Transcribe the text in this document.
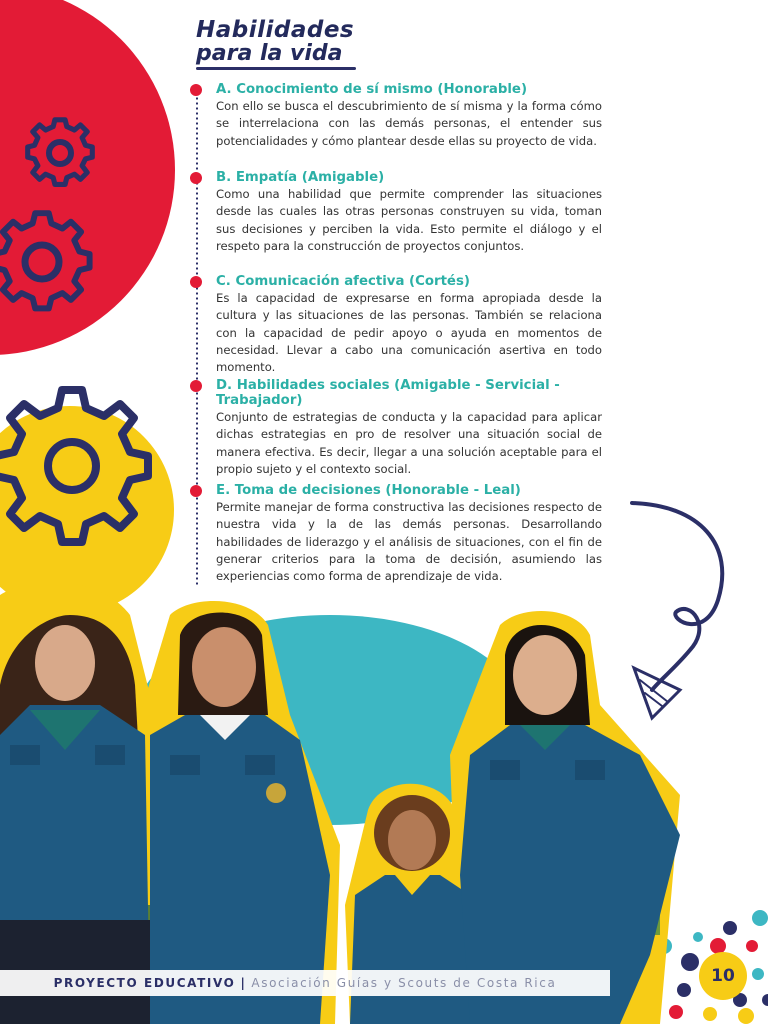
Habilidades
para la vida
A. Conocimiento de sí mismo (Honorable)

Con ello se busca el descubrimiento de sí misma y la forma cómo se interrelaciona con las demás personas, el entender sus potencialidades y cómo plantear desde ellas su proyecto de vida.

B. Empatía (Amigable)

Como una habilidad que permite comprender las situaciones desde las cuales las otras personas construyen su vida, toman sus decisiones y perciben la vida. Esto permite el diálogo y el respeto para la construcción de proyectos conjuntos.

C. Comunicación afectiva (Cortés)

Es la capacidad de expresarse en forma apropiada desde la cultura y las situaciones de las personas. También se relaciona con la capacidad de pedir apoyo o ayuda en momentos de necesidad. Llevar a cabo una comunicación asertiva en todo momento.

D. Habilidades sociales (Amigable - Servicial - Trabajador)

Conjunto de estrategias de conducta y la capacidad para aplicar dichas estrategias en pro de resolver una situación social de manera efectiva. Es decir, llegar a una solución aceptable para el propio sujeto y el contexto social.

E. Toma de decisiones (Honorable - Leal)

Permite manejar de forma constructiva las decisiones respecto de nuestra vida y la de las demás personas. Desarrollando habilidades de liderazgo y el análisis de situaciones, con el fin de generar criterios para la toma de decisión, asumiendo las experiencias como forma de aprendizaje de vida.

PROYECTO EDUCATIVO | Asociación Guías y Scouts de Costa Rica	10
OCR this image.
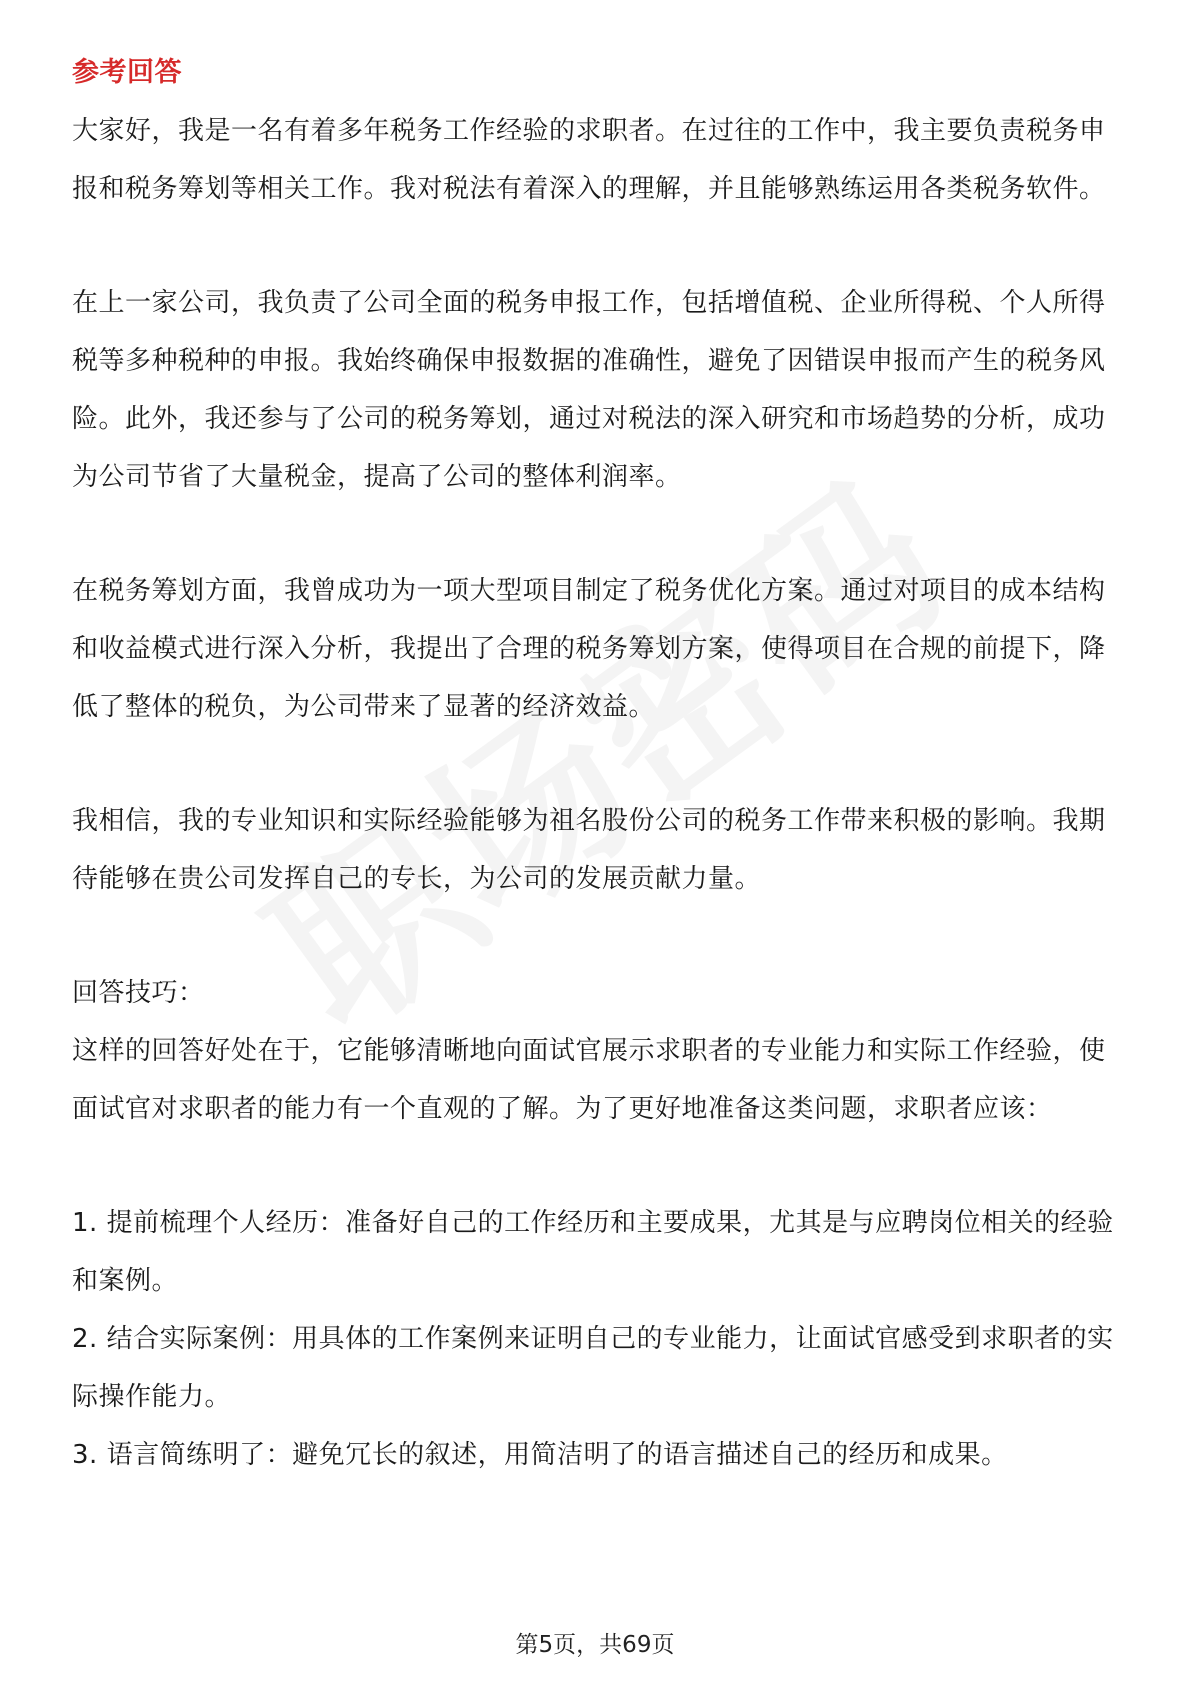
参考回答

大家好，我是一名有着多年税务工作经验的求职者。在过往的工作中，我主要负责税务申报和税务筹划等相关工作。我对税法有着深入的理解，并且能够熟练运用各类税务软件。

在上一家公司，我负责了公司全面的税务申报工作，包括增值税、企业所得税、个人所得税等多种税种的申报。我始终确保申报数据的准确性，避免了因错误申报而产生的税务风险。此外，我还参与了公司的税务筹划，通过对税法的深入研究和市场趋势的分析，成功为公司节省了大量税金，提高了公司的整体利润率。

在税务筹划方面，我曾成功为一项大型项目制定了税务优化方案。通过对项目的成本结构和收益模式进行深入分析，我提出了合理的税务筹划方案，使得项目在合规的前提下，降低了整体的税负，为公司带来了显著的经济效益。

我相信，我的专业知识和实际经验能够为祖名股份公司的税务工作带来积极的影响。我期待能够在贵公司发挥自己的专长，为公司的发展贡献力量。

回答技巧：

这样的回答好处在于，它能够清晰地向面试官展示求职者的专业能力和实际工作经验，使面试官对求职者的能力有一个直观的了解。为了更好地准备这类问题，求职者应该：

1. 提前梳理个人经历：准备好自己的工作经历和主要成果，尤其是与应聘岗位相关的经验和案例。

2. 结合实际案例：用具体的工作案例来证明自己的专业能力，让面试官感受到求职者的实际操作能力。

3. 语言简练明了：避免冗长的叙述，用简洁明了的语言描述自己的经历和成果。

第5页，共69页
********
▶ What to produce: Print the whole listing above once more, word for word, without its pictures.

▶ The completed task:
Transcribe the text in this document.
Habilidades
para la vida
A. Conocimiento de sí mismo (Honorable)

Con ello se busca el descubrimiento de sí misma y la forma cómo se interrelaciona con las demás personas, el entender sus potencialidades y cómo plantear desde ellas su proyecto de vida.

B. Empatía (Amigable)

Como una habilidad que permite comprender las situaciones desde las cuales las otras personas construyen su vida, toman sus decisiones y perciben la vida. Esto permite el diálogo y el respeto para la construcción de proyectos conjuntos.

C. Comunicación afectiva (Cortés)

Es la capacidad de expresarse en forma apropiada desde la cultura y las situaciones de las personas. También se relaciona con la capacidad de pedir apoyo o ayuda en momentos de necesidad. Llevar a cabo una comunicación asertiva en todo momento.

D. Habilidades sociales (Amigable - Servicial - Trabajador)

Conjunto de estrategias de conducta y la capacidad para aplicar dichas estrategias en pro de resolver una situación social de manera efectiva. Es decir, llegar a una solución aceptable para el propio sujeto y el contexto social.

E. Toma de decisiones (Honorable - Leal)

Permite manejar de forma constructiva las decisiones respecto de nuestra vida y la de las demás personas. Desarrollando habilidades de liderazgo y el análisis de situaciones, con el fin de generar criterios para la toma de decisión, asumiendo las experiencias como forma de aprendizaje de vida.

PROYECTO EDUCATIVO | Asociación Guías y Scouts de Costa Rica	10
OCR this image.
参考回答

大家好，我是一名有着多年税务工作经验的求职者。在过往的工作中，我主要负责税务申报和税务筹划等相关工作。我对税法有着深入的理解，并且能够熟练运用各类税务软件。

在上一家公司，我负责了公司全面的税务申报工作，包括增值税、企业所得税、个人所得税等多种税种的申报。我始终确保申报数据的准确性，避免了因错误申报而产生的税务风险。此外，我还参与了公司的税务筹划，通过对税法的深入研究和市场趋势的分析，成功为公司节省了大量税金，提高了公司的整体利润率。

在税务筹划方面，我曾成功为一项大型项目制定了税务优化方案。通过对项目的成本结构和收益模式进行深入分析，我提出了合理的税务筹划方案，使得项目在合规的前提下，降低了整体的税负，为公司带来了显著的经济效益。

我相信，我的专业知识和实际经验能够为祖名股份公司的税务工作带来积极的影响。我期待能够在贵公司发挥自己的专长，为公司的发展贡献力量。

回答技巧：

这样的回答好处在于，它能够清晰地向面试官展示求职者的专业能力和实际工作经验，使面试官对求职者的能力有一个直观的了解。为了更好地准备这类问题，求职者应该：

1. 提前梳理个人经历：准备好自己的工作经历和主要成果，尤其是与应聘岗位相关的经验和案例。

2. 结合实际案例：用具体的工作案例来证明自己的专业能力，让面试官感受到求职者的实际操作能力。

3. 语言简练明了：避免冗长的叙述，用简洁明了的语言描述自己的经历和成果。

第5页，共69页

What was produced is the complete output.